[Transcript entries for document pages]
============
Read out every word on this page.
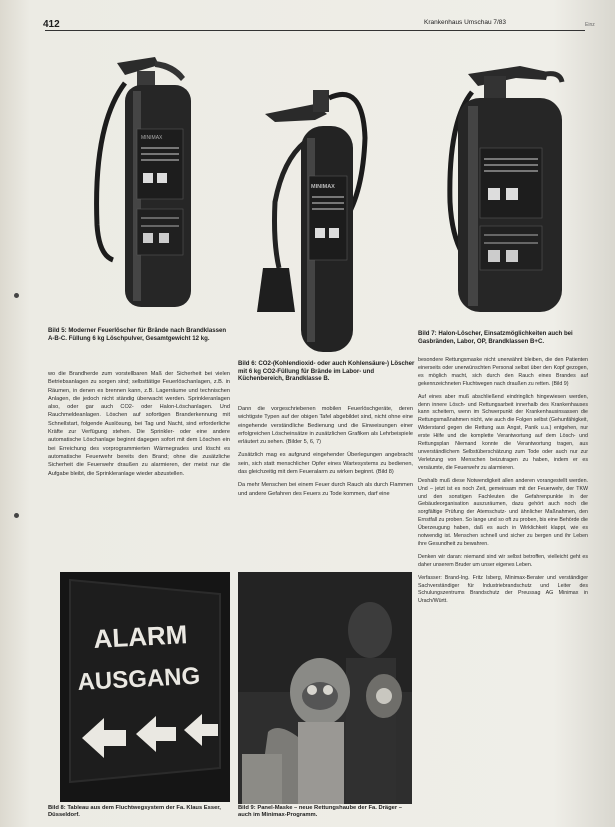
412	Krankenhaus Umschau 7/83	Einz
MINIMAX
MINIMAX
Bild 5: Moderner Feuerlöscher für Brände nach Brandklassen A-B-C. Füllung 6 kg Löschpulver, Gesamtgewicht 12 kg.
Bild 6: CO2-(Kohlendioxid- oder auch Kohlensäure-) Löscher mit 6 kg CO2-Füllung für Brände im Labor- und Küchenbereich, Brandklasse B.
Bild 7: Halon-Löscher, Einsatzmöglichkeiten auch bei Gasbränden, Labor, OP, Brandklassen B+C.

wo die Brandherde zum vorstellbaren Maß der Sicherheit bei vielen Betriebsanlagen zu sorgen sind; selbsttätige Feuerlöschanlagen, z.B. in Räumen, in denen es brennen kann, z.B. Lagerräume und technischen Anlagen, die jedoch nicht ständig überwacht werden. Sprinkleranlagen also, oder gar auch CO2- oder Halon-Löschanlagen. Und Rauchmeldeanlagen. Löschen auf sofortigen Branderkennung mit Schnellstart, folgende Auslösung, bei Tag und Nacht, sind erforderliche Kräfte zur Verfügung stehen. Die Sprinkler- oder eine andere automatische Löschanlage beginnt dagegen sofort mit dem Löschen ein bei Erreichung des vorprogrammierten Wärmegrades und löscht es automatische Feuerwehr bereits den Brand; ohne die zusätzliche Sicherheit die Feuerwehr draußen zu alarmieren, der meist nur die Aufgabe bleibt, die Sprinkleranlage wieder abzustellen.

Dann die vorgeschriebenen mobilen Feuerlöschgeräte, deren wichtigste Typen auf der obigen Tafel abgebildet sind, nicht ohne eine eingehende verständliche Bedienung und die Einweisungen einer erfolgreichen Löscheinsätze in zusätzlichen Grafiken als Lehrbeispiele erläutert zu sehen. (Bilder 5, 6, 7)

Zusätzlich mag es aufgrund eingehender Überlegungen angebracht sein, sich statt menschlicher Opfer eines Wartesystems zu bedienen, das gleichzeitig mit dem Feueralarm zu wirken beginnt. (Bild 8)

Da mehr Menschen bei einem Feuer durch Rauch als durch Flammen und andere Gefahren des Feuers zu Tode kommen, darf eine

besondere Rettungsmaske nicht unerwähnt bleiben, die den Patienten einerseits oder unerwünschten Personal selbst über den Kopf gezogen, es möglich macht, sich durch den Rauch eines Brandes auf gekennzeichneten Fluchtwegen nach draußen zu retten. (Bild 9)

Auf eines aber muß abschließend eindringlich hingewiesen werden, denn innere Lösch- und Rettungsarbeit innerhalb des Krankenhauses kann scheitern, wenn im Schwerpunkt der Krankenhausinsassen die Rettungsmaßnahmen nicht, wie auch die Folgen selbst (Gehunfähigkeit, Widerstand gegen die Rettung aus Angst, Panik u.a.) entgehen, nur erste Hilfe und die komplette Verantwortung auf dem Lösch- und Rettungsplan Niemand konnte die Verantwortung tragen, aus unverständlichem Selbstüberschätzung zum Tode oder auch nur zur Verletzung von Menschen beizutragen zu haben, indem er es versäumte, die Feuerwehr zu alarmieren.

Deshalb muß diese Notwendigkeit allen anderen vorangestellt werden. Und – jetzt ist es noch Zeit, gemeinsam mit der Feuerwehr, der TKW und den sonstigen Fachleuten die Gefahrenpunkte in der Gebäudeorganisation auszuräumen, dazu gehört auch noch die sorgfältige Prüfung der Atemschutz- und ähnlicher Maßnahmen, den Ernstfall zu proben. So lange und so oft zu proben, bis eine Behörde die Überzeugung haben, daß es auch in Wirklichkeit klappt, wie es notwendig ist. Menschen schnell und sicher zu bergen und ihr Leben ihre Gesundheit zu bewahren.

Denken wir daran: niemand sind wir selbst betroffen, vielleicht geht es daher unserem Bruder um unser eigenes Leben.

Verfasser: Brand-Ing. Fritz Isberg, Minimax-Berater und verständiger Sachverständiger für Industriebrandschutz und Leiter des Schulungszentrums Brandschutz der Preussag AG Minimax in Urach/Württ.

ALARM
AUSGANG
Bild 8: Tableau aus dem Fluchtwegsystem der Fa. Klaus Esser, Düsseldorf.
Bild 9: Panel-Maske – neue Rettungshaube der Fa. Dräger – auch im Minimax-Programm.
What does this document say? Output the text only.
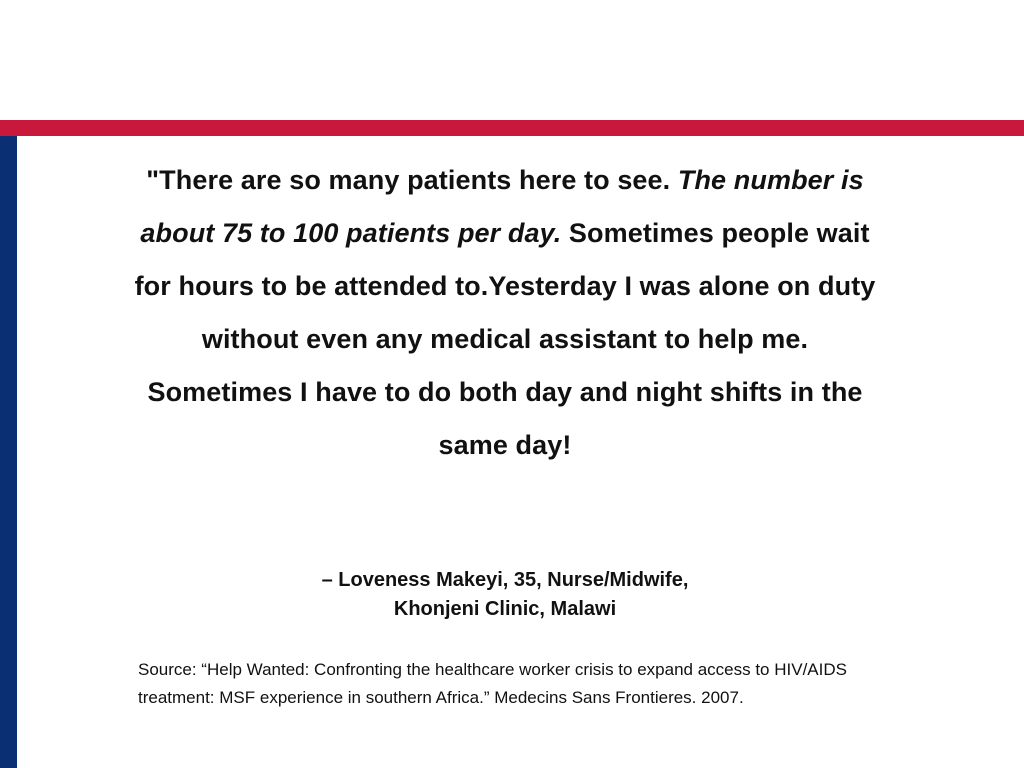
"There are so many patients here to see. The number is about 75 to 100 patients per day. Sometimes people wait for hours to be attended to.Yesterday I was alone on duty without even any medical assistant to help me. Sometimes I have to do both day and night shifts in the same day!
– Loveness Makeyi, 35, Nurse/Midwife,
Khonjeni Clinic, Malawi
Source: “Help Wanted: Confronting the healthcare worker crisis to expand access to HIV/AIDS treatment: MSF experience in southern Africa.” Medecins Sans Frontieres. 2007.
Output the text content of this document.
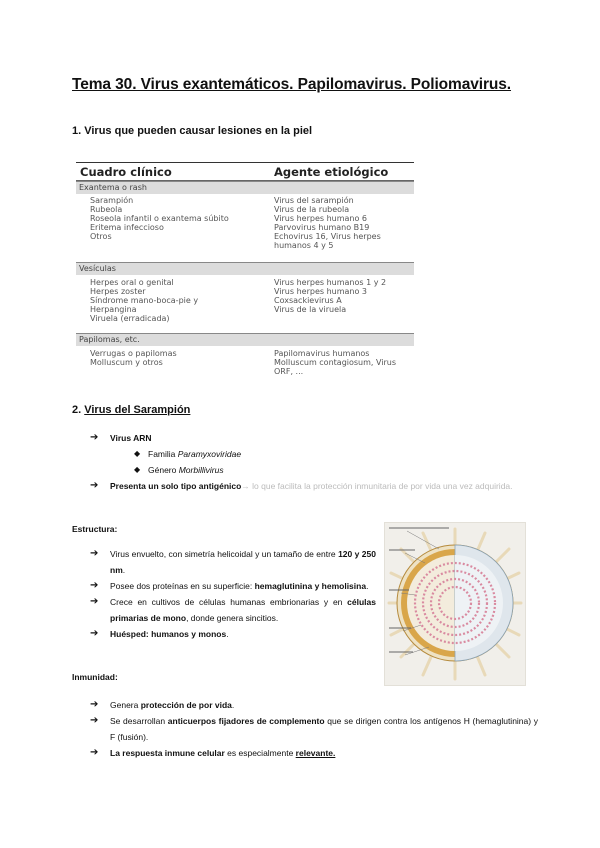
Tema 30. Virus exantemáticos. Papilomavirus. Poliomavirus.
1. Virus que pueden causar lesiones en la piel
Cuadro clínico	Agente etiológico
Exantema o rash
Sarampión
Rubeola
Roseola infantil o exantema súbito
Eritema infeccioso
Otros
Virus del sarampión
Virus de la rubeola
Virus herpes humano 6
Parvovirus humano B19
Echovirus 16, Virus herpes
humanos 4 y 5
Vesículas
Herpes oral o genital
Herpes zoster
Síndrome mano-boca-pie y
Herpangina
Viruela (erradicada)
Virus herpes humanos 1 y 2
Virus herpes humano 3
Coxsackievirus A
Virus de la viruela
Papilomas, etc.
Verrugas o papilomas
Molluscum y otros
Papilomavirus humanos
Molluscum contagiosum, Virus
ORF, ...
2. Virus del Sarampión
➔ Virus ARN
◆ Familia Paramyxoviridae
◆ Género Morbillivirus
➔ Presenta un solo tipo antigénico→ lo que facilita la protección inmunitaria de por vida una vez adquirida.
Estructura:
➔ Virus envuelto, con simetría helicoidal y un tamaño de entre 120 y 250 nm.
➔ Posee dos proteínas en su superficie: hemaglutinina y hemolisina.
➔ Crece en cultivos de células humanas embrionarias y en células primarias de mono, donde genera sincitios.
➔ Huésped: humanos y monos.
Inmunidad:
➔ Genera protección de por vida.
➔ Se desarrollan anticuerpos fijadores de complemento que se dirigen contra los antígenos H (hemaglutinina) y F (fusión).
➔ La respuesta inmune celular es especialmente relevante.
============
» How to complete this task
In your copy, repeat the records above exactly and include no images.

» Output for this task
Read out every word on this page.
412	Krankenhaus Umschau 7/83	Einz
MINIMAX
MINIMAX
Bild 5: Moderner Feuerlöscher für Brände nach Brandklassen A-B-C. Füllung 6 kg Löschpulver, Gesamtgewicht 12 kg.
Bild 6: CO2-(Kohlendioxid- oder auch Kohlensäure-) Löscher mit 6 kg CO2-Füllung für Brände im Labor- und Küchenbereich, Brandklasse B.
Bild 7: Halon-Löscher, Einsatzmöglichkeiten auch bei Gasbränden, Labor, OP, Brandklassen B+C.

wo die Brandherde zum vorstellbaren Maß der Sicherheit bei vielen Betriebsanlagen zu sorgen sind; selbsttätige Feuerlöschanlagen, z.B. in Räumen, in denen es brennen kann, z.B. Lagerräume und technischen Anlagen, die jedoch nicht ständig überwacht werden. Sprinkleranlagen also, oder gar auch CO2- oder Halon-Löschanlagen. Und Rauchmeldeanlagen. Löschen auf sofortigen Branderkennung mit Schnellstart, folgende Auslösung, bei Tag und Nacht, sind erforderliche Kräfte zur Verfügung stehen. Die Sprinkler- oder eine andere automatische Löschanlage beginnt dagegen sofort mit dem Löschen ein bei Erreichung des vorprogrammierten Wärmegrades und löscht es automatische Feuerwehr bereits den Brand; ohne die zusätzliche Sicherheit die Feuerwehr draußen zu alarmieren, der meist nur die Aufgabe bleibt, die Sprinkleranlage wieder abzustellen.

Dann die vorgeschriebenen mobilen Feuerlöschgeräte, deren wichtigste Typen auf der obigen Tafel abgebildet sind, nicht ohne eine eingehende verständliche Bedienung und die Einweisungen einer erfolgreichen Löscheinsätze in zusätzlichen Grafiken als Lehrbeispiele erläutert zu sehen. (Bilder 5, 6, 7)

Zusätzlich mag es aufgrund eingehender Überlegungen angebracht sein, sich statt menschlicher Opfer eines Wartesystems zu bedienen, das gleichzeitig mit dem Feueralarm zu wirken beginnt. (Bild 8)

Da mehr Menschen bei einem Feuer durch Rauch als durch Flammen und andere Gefahren des Feuers zu Tode kommen, darf eine

besondere Rettungsmaske nicht unerwähnt bleiben, die den Patienten einerseits oder unerwünschten Personal selbst über den Kopf gezogen, es möglich macht, sich durch den Rauch eines Brandes auf gekennzeichneten Fluchtwegen nach draußen zu retten. (Bild 9)

Auf eines aber muß abschließend eindringlich hingewiesen werden, denn innere Lösch- und Rettungsarbeit innerhalb des Krankenhauses kann scheitern, wenn im Schwerpunkt der Krankenhausinsassen die Rettungsmaßnahmen nicht, wie auch die Folgen selbst (Gehunfähigkeit, Widerstand gegen die Rettung aus Angst, Panik u.a.) entgehen, nur erste Hilfe und die komplette Verantwortung auf dem Lösch- und Rettungsplan Niemand konnte die Verantwortung tragen, aus unverständlichem Selbstüberschätzung zum Tode oder auch nur zur Verletzung von Menschen beizutragen zu haben, indem er es versäumte, die Feuerwehr zu alarmieren.

Deshalb muß diese Notwendigkeit allen anderen vorangestellt werden. Und – jetzt ist es noch Zeit, gemeinsam mit der Feuerwehr, der TKW und den sonstigen Fachleuten die Gefahrenpunkte in der Gebäudeorganisation auszuräumen, dazu gehört auch noch die sorgfältige Prüfung der Atemschutz- und ähnlicher Maßnahmen, den Ernstfall zu proben. So lange und so oft zu proben, bis eine Behörde die Überzeugung haben, daß es auch in Wirklichkeit klappt, wie es notwendig ist. Menschen schnell und sicher zu bergen und ihr Leben ihre Gesundheit zu bewahren.

Denken wir daran: niemand sind wir selbst betroffen, vielleicht geht es daher unserem Bruder um unser eigenes Leben.

Verfasser: Brand-Ing. Fritz Isberg, Minimax-Berater und verständiger Sachverständiger für Industriebrandschutz und Leiter des Schulungszentrums Brandschutz der Preussag AG Minimax in Urach/Württ.

ALARM
AUSGANG
Bild 8: Tableau aus dem Fluchtwegsystem der Fa. Klaus Esser, Düsseldorf.
Bild 9: Panel-Maske – neue Rettungshaube der Fa. Dräger – auch im Minimax-Programm.
What does this document say? Output the text only.
"There are so many patients here to see. The number is about 75 to 100 patients per day. Sometimes people wait for hours to be attended to.Yesterday I was alone on duty without even any medical assistant to help me. Sometimes I have to do both day and night shifts in the same day!
– Loveness Makeyi, 35, Nurse/Midwife,
Khonjeni Clinic, Malawi
Source: “Help Wanted: Confronting the healthcare worker crisis to expand access to HIV/AIDS treatment: MSF experience in southern Africa.” Medecins Sans Frontieres. 2007.
Output the text content of this document.
Tema 30. Virus exantemáticos. Papilomavirus. Poliomavirus.
1. Virus que pueden causar lesiones en la piel
Cuadro clínico	Agente etiológico
Exantema o rash
Sarampión
Rubeola
Roseola infantil o exantema súbito
Eritema infeccioso
Otros
Virus del sarampión
Virus de la rubeola
Virus herpes humano 6
Parvovirus humano B19
Echovirus 16, Virus herpes
humanos 4 y 5
Vesículas
Herpes oral o genital
Herpes zoster
Síndrome mano-boca-pie y
Herpangina
Viruela (erradicada)
Virus herpes humanos 1 y 2
Virus herpes humano 3
Coxsackievirus A
Virus de la viruela
Papilomas, etc.
Verrugas o papilomas
Molluscum y otros
Papilomavirus humanos
Molluscum contagiosum, Virus
ORF, ...
2. Virus del Sarampión
➔ Virus ARN
◆ Familia Paramyxoviridae
◆ Género Morbillivirus
➔ Presenta un solo tipo antigénico→ lo que facilita la protección inmunitaria de por vida una vez adquirida.
Estructura:
➔ Virus envuelto, con simetría helicoidal y un tamaño de entre 120 y 250 nm.
➔ Posee dos proteínas en su superficie: hemaglutinina y hemolisina.
➔ Crece en cultivos de células humanas embrionarias y en células primarias de mono, donde genera sincitios.
➔ Huésped: humanos y monos.
Inmunidad:
➔ Genera protección de por vida.
➔ Se desarrollan anticuerpos fijadores de complemento que se dirigen contra los antígenos H (hemaglutinina) y F (fusión).
➔ La respuesta inmune celular es especialmente relevante.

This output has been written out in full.